Task 1:
Quote the passage from the text on useful votes per year, starting with "Lets look at" and going on through "color the observations.".

Extracted text:
— BEGIN —

Lets look at some correlations between the given variables and the useful_votes per year, to see what we should plot to characterize helpful yelpers. As we can see, other votes is by far the strongest predictor, followed by amount of net new fans per year and reviews written. Average stars and number of elite years do not correlate as strongly with useful votes per year. Therefore, we will create a plot for other votes, as well as fans per year and we will use the third strongest predictor to color the observations.

cor_votes <- round(cor(users_sampled$other_votes_year, users_sampled$useful_year), 2) # correlation for votes
cor_reviews <- round(cor(users_sampled$reviews_year, users_sampled$useful_year), 2) # correlation for reviews per year
cor_fans <- round(cor(users_sampled$fans_year, users_sampled$useful_year), 2) # correlation for fans per year
cor_elite <- round(cor(users_sampled$elite_years, users_sampled$useful_year), 2) # correlation for amount of elite years
cor_stars <- round(cor(users_sampled$average_stars, users_sampled$useful_year), 2) # correlation for average stars

cat(paste("Correlation between useful votes per year and...",
"\n...funny and cool votes per year is", cor_votes,
"\n...amount of net new fans per year is", cor_fans,
"\n...reviews written per year is", cor_reviews,
"\n...average given stars is", cor_stars,
"\n...elite years is", cor_elite))

— END —

Collection entries
— BEGIN —

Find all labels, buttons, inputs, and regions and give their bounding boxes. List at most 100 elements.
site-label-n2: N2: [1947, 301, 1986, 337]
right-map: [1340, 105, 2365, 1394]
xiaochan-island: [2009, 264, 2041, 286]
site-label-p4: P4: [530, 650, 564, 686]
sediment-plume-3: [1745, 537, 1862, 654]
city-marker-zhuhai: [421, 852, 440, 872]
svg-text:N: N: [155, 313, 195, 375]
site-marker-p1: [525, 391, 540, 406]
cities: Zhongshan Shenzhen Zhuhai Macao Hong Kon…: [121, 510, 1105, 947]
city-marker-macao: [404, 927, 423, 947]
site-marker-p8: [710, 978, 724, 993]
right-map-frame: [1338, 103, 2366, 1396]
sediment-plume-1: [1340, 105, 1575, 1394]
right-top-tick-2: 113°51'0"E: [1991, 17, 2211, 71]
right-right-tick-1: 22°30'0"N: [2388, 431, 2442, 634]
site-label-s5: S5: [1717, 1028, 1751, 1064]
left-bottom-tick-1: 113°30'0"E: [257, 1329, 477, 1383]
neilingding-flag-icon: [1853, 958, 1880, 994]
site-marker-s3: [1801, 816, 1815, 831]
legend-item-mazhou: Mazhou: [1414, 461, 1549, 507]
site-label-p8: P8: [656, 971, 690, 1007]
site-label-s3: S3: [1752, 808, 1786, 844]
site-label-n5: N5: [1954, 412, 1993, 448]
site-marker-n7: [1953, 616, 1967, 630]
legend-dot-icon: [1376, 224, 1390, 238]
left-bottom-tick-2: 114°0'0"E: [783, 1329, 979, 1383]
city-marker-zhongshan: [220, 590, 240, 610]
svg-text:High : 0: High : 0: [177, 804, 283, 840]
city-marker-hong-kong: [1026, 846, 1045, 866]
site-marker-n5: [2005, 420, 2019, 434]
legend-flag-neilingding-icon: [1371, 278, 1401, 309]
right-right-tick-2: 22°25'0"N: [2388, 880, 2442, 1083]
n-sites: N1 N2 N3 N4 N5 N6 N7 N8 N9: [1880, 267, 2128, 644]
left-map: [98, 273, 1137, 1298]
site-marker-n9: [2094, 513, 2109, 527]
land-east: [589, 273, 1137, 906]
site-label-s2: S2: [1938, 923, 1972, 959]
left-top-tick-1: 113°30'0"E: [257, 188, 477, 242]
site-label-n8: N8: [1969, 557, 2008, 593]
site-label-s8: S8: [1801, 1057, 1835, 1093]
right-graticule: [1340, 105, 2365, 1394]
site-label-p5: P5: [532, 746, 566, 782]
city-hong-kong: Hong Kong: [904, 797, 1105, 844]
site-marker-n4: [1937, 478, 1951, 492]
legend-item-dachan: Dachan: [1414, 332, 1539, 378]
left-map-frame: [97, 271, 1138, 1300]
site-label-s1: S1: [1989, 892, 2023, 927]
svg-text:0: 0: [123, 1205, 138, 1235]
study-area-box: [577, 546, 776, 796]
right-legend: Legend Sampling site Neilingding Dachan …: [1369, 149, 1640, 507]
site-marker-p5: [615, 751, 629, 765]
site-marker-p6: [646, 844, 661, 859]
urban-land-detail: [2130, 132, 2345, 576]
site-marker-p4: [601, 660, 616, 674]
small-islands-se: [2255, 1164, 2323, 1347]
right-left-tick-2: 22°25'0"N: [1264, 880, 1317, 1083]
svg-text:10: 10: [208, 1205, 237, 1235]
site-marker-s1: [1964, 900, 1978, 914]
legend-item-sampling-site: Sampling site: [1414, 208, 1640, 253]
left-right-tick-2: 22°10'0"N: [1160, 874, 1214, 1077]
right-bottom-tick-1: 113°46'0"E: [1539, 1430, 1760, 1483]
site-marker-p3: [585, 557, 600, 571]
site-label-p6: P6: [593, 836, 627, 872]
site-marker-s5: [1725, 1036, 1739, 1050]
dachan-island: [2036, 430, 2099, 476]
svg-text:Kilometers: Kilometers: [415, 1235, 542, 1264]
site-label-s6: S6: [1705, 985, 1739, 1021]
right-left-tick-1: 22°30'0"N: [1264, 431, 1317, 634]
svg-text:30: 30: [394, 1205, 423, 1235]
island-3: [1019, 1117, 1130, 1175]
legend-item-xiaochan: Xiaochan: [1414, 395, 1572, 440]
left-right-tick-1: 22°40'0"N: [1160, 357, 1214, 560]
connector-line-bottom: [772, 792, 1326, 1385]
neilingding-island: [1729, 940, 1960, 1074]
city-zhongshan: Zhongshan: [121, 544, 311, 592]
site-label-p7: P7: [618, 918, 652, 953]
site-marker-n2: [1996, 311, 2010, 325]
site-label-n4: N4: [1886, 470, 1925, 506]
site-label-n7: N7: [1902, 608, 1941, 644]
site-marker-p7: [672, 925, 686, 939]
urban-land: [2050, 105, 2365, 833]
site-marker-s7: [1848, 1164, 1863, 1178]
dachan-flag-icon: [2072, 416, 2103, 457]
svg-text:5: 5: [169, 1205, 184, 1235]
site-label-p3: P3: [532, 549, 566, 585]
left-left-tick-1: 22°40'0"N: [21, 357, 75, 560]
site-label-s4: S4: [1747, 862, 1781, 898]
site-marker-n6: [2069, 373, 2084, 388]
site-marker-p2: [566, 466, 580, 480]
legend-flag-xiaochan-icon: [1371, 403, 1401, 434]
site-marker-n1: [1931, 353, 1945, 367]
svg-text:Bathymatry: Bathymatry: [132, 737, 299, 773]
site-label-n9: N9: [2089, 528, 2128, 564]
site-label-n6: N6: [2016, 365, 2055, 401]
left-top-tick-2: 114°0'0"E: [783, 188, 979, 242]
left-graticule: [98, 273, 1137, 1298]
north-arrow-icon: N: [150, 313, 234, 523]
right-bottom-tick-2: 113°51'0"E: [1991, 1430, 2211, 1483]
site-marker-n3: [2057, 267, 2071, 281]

— END —

Task 2:
Put the lines of the listing into a numbered list, leaving out blank lines. Start with the first line of the listing and go on through the line with "site-label-s1: S1: [1989, 892, 2023, 927]", including both ends.

Full response 1:
Lets look at some correlations between the given variables and the useful_votes per year, to see what we should plot to characterize helpful yelpers. As we can see, other votes is by far the strongest predictor, followed by amount of net new fans per year and reviews written. Average stars and number of elite years do not correlate as strongly with useful votes per year. Therefore, we will create a plot for other votes, as well as fans per year and we will use the third strongest predictor to color the observations.

Full response 2:
1. Find all labels, buttons, inputs, and regions and give their bounding boxes. List at most 100 elements.
2. site-label-n2: N2: [1947, 301, 1986, 337]
3. right-map: [1340, 105, 2365, 1394]
4. xiaochan-island: [2009, 264, 2041, 286]
5. site-label-p4: P4: [530, 650, 564, 686]
6. sediment-plume-3: [1745, 537, 1862, 654]
7. city-marker-zhuhai: [421, 852, 440, 872]
8. svg-text:N: N: [155, 313, 195, 375]
9. site-marker-p1: [525, 391, 540, 406]
10. cities: Zhongshan Shenzhen Zhuhai Macao Hong Kon…: [121, 510, 1105, 947]
11. city-marker-macao: [404, 927, 423, 947]
12. site-marker-p8: [710, 978, 724, 993]
13. right-map-frame: [1338, 103, 2366, 1396]
14. sediment-plume-1: [1340, 105, 1575, 1394]
15. right-top-tick-2: 113°51'0"E: [1991, 17, 2211, 71]
16. right-right-tick-1: 22°30'0"N: [2388, 431, 2442, 634]
17. site-label-s5: S5: [1717, 1028, 1751, 1064]
18. left-bottom-tick-1: 113°30'0"E: [257, 1329, 477, 1383]
19. neilingding-flag-icon: [1853, 958, 1880, 994]
20. site-marker-s3: [1801, 816, 1815, 831]
21. legend-item-mazhou: Mazhou: [1414, 461, 1549, 507]
22. site-label-p8: P8: [656, 971, 690, 1007]
23. site-label-s3: S3: [1752, 808, 1786, 844]
24. site-label-n5: N5: [1954, 412, 1993, 448]
25. site-marker-n7: [1953, 616, 1967, 630]
26. legend-dot-icon: [1376, 224, 1390, 238]
27. left-bottom-tick-2: 114°0'0"E: [783, 1329, 979, 1383]
28. city-marker-zhongshan: [220, 590, 240, 610]
29. svg-text:High : 0: High : 0: [177, 804, 283, 840]
30. city-marker-hong-kong: [1026, 846, 1045, 866]
31. site-marker-n5: [2005, 420, 2019, 434]
32. legend-flag-neilingding-icon: [1371, 278, 1401, 309]
33. right-right-tick-2: 22°25'0"N: [2388, 880, 2442, 1083]
34. n-sites: N1 N2 N3 N4 N5 N6 N7 N8 N9: [1880, 267, 2128, 644]
35. left-map: [98, 273, 1137, 1298]
36. site-marker-n9: [2094, 513, 2109, 527]
37. land-east: [589, 273, 1137, 906]
38. site-label-s2: S2: [1938, 923, 1972, 959]
39. left-top-tick-1: 113°30'0"E: [257, 188, 477, 242]
40. site-label-n8: N8: [1969, 557, 2008, 593]
41. site-label-s8: S8: [1801, 1057, 1835, 1093]
42. right-graticule: [1340, 105, 2365, 1394]
43. site-label-p5: P5: [532, 746, 566, 782]
44. city-hong-kong: Hong Kong: [904, 797, 1105, 844]
45. site-marker-n4: [1937, 478, 1951, 492]
46. legend-item-dachan: Dachan: [1414, 332, 1539, 378]
47. left-map-frame: [97, 271, 1138, 1300]
48. site-label-s1: S1: [1989, 892, 2023, 927]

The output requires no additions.